### Data shown

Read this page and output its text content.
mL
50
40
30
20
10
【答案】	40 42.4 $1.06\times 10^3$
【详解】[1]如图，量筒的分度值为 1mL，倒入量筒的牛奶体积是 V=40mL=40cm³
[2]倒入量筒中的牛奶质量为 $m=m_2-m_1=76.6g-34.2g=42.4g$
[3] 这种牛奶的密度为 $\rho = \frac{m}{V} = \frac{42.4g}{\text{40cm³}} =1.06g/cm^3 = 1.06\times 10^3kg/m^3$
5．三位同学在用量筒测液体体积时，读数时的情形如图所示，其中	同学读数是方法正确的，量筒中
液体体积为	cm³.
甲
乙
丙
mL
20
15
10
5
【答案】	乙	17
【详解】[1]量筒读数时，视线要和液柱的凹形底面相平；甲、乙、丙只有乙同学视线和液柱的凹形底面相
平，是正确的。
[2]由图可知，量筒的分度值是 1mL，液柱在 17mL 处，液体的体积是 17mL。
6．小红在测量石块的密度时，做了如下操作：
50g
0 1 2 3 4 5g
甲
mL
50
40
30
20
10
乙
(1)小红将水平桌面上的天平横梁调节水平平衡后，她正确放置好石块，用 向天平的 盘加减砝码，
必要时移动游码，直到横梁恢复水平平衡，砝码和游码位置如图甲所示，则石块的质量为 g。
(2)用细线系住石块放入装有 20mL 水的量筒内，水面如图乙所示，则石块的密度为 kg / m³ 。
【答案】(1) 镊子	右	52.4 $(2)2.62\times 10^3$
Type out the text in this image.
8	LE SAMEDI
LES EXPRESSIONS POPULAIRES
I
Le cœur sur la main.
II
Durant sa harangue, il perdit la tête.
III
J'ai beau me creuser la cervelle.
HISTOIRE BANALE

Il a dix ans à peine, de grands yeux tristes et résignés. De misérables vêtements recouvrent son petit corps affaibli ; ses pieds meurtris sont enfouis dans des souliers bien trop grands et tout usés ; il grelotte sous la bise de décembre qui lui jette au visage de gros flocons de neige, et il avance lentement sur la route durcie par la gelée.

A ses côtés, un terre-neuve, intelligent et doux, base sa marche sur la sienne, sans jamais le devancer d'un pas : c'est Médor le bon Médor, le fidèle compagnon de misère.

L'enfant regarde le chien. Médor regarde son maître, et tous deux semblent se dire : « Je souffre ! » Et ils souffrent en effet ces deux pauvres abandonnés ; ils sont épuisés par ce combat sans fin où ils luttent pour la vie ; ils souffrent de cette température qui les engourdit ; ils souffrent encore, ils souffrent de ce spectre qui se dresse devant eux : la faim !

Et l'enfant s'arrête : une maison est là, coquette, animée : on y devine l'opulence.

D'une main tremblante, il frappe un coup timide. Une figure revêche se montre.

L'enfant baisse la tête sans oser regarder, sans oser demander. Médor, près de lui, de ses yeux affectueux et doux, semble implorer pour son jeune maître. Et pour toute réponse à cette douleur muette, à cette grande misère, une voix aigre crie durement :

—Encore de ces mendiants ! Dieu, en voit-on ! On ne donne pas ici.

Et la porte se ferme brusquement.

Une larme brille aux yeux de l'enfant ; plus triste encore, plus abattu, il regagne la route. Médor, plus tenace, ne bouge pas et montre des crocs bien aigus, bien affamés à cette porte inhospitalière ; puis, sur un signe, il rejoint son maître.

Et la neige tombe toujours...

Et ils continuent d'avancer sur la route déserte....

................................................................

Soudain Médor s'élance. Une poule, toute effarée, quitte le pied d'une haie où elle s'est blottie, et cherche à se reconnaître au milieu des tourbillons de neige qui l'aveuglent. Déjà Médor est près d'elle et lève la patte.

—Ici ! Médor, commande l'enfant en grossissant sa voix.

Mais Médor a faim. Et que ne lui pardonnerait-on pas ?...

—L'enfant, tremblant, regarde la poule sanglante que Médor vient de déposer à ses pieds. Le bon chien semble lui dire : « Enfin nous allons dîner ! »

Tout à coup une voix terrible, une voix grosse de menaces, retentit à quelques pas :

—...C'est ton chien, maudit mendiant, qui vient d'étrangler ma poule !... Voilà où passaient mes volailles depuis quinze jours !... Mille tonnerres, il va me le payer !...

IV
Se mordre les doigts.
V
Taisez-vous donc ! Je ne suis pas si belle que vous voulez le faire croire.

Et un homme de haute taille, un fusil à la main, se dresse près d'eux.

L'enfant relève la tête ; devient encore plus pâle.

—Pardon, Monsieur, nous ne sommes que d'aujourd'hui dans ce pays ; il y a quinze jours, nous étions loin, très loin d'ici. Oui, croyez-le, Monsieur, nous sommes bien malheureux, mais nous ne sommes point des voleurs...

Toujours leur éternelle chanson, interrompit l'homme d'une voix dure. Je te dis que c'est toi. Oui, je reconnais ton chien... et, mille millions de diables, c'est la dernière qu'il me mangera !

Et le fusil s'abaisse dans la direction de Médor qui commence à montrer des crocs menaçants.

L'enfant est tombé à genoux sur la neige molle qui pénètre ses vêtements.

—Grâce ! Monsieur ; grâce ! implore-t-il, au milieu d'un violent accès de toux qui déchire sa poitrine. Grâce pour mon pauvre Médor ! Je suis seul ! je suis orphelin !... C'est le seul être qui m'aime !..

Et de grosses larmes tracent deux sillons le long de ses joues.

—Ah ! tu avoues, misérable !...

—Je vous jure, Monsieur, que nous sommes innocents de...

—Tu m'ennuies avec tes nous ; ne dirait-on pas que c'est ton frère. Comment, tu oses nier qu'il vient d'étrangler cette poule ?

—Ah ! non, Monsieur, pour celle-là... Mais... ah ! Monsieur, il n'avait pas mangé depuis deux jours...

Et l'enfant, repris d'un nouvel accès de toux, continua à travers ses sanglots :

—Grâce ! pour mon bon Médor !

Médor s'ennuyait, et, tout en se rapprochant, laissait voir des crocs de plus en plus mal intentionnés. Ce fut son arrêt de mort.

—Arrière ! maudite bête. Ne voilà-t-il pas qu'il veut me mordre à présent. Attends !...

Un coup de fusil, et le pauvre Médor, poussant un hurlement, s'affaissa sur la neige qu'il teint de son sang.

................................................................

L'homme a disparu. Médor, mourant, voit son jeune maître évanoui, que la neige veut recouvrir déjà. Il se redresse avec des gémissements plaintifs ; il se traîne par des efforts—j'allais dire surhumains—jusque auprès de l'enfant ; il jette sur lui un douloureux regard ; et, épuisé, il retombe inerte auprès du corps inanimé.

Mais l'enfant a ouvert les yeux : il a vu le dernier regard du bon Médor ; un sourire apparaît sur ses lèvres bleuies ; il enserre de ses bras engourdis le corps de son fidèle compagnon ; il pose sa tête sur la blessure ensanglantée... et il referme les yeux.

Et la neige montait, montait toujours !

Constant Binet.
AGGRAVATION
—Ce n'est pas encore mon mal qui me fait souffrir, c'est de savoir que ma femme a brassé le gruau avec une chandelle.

######

» **Short problem**: Collect each line of the entries that has the word "suis", copying it in full.

» **Complete response**:
Taisez-vous donc ! Je ne suis pas si belle que vous voulez le faire croire.
—Grâce ! Monsieur ; grâce ! implore-t-il, au milieu d'un violent accès de toux qui déchire sa poitrine. Grâce pour mon pauvre Médor ! Je suis seul ! je suis orphelin !... C'est le seul être qui m'aime !..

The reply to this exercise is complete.